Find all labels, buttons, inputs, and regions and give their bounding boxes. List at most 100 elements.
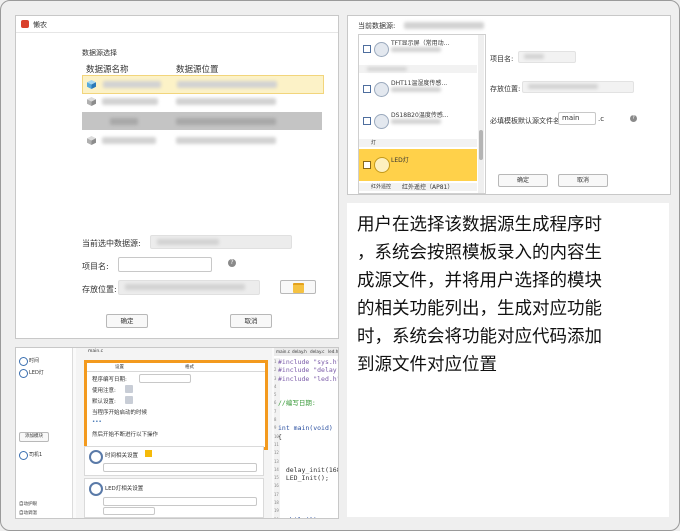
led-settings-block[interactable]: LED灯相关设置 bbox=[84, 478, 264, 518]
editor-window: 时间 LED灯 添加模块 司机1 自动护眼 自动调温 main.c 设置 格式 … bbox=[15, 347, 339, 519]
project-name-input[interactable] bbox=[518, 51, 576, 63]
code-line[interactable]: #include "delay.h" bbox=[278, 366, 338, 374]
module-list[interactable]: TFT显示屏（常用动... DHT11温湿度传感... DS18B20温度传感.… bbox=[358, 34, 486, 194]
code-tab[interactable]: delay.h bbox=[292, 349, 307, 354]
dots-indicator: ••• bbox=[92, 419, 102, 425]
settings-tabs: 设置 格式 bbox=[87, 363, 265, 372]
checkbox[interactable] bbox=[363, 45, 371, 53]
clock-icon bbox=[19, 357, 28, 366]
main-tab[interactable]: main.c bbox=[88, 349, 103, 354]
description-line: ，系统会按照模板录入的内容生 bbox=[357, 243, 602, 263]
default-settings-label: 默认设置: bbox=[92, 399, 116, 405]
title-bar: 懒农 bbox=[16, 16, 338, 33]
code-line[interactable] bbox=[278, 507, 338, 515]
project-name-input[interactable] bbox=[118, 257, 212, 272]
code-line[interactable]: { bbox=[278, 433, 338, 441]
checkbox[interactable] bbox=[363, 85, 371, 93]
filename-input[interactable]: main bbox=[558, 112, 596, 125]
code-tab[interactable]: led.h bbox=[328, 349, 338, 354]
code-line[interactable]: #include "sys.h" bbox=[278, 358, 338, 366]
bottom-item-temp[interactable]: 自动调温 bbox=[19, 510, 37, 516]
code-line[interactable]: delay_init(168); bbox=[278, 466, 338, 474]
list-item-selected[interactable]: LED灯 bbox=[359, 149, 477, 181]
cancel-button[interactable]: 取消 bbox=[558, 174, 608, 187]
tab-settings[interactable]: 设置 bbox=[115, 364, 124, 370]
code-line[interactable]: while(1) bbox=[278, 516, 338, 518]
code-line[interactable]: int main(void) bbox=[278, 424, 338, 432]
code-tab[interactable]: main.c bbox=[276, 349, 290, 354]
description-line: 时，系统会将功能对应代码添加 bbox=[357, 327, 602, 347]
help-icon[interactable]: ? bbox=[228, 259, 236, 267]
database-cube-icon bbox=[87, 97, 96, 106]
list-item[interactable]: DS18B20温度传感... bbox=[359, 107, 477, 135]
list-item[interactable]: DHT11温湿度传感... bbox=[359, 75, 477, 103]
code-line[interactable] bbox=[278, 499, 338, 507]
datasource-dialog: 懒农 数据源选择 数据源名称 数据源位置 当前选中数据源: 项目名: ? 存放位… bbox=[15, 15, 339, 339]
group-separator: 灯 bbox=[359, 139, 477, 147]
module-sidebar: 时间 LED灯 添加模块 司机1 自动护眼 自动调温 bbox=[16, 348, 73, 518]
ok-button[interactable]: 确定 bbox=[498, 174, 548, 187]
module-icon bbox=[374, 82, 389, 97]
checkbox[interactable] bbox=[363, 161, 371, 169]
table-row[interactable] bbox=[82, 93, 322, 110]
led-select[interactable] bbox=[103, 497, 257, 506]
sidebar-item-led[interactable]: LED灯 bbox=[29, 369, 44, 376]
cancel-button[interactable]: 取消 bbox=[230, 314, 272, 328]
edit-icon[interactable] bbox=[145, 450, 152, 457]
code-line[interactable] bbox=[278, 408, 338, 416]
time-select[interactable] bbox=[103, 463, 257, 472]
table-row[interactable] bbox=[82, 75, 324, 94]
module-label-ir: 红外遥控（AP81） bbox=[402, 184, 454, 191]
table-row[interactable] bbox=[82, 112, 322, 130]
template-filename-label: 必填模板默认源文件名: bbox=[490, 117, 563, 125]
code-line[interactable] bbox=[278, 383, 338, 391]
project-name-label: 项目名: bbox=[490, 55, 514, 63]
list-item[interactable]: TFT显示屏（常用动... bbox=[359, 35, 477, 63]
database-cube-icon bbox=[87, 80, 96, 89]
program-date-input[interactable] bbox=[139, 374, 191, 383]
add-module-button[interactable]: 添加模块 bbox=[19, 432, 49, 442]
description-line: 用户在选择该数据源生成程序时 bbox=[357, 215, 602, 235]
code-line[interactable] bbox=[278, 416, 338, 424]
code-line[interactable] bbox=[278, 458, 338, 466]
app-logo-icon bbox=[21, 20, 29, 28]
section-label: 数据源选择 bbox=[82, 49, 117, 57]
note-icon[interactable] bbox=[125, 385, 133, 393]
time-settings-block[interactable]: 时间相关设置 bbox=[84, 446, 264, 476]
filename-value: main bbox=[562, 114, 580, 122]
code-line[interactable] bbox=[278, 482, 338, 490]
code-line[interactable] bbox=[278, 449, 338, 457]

### [Problem statement]
Gather every line of the records above that contains the string "database", and copy each such line in full.

### [Task solution]
database-cube-icon bbox=[87, 97, 96, 106]
database-cube-icon bbox=[87, 80, 96, 89]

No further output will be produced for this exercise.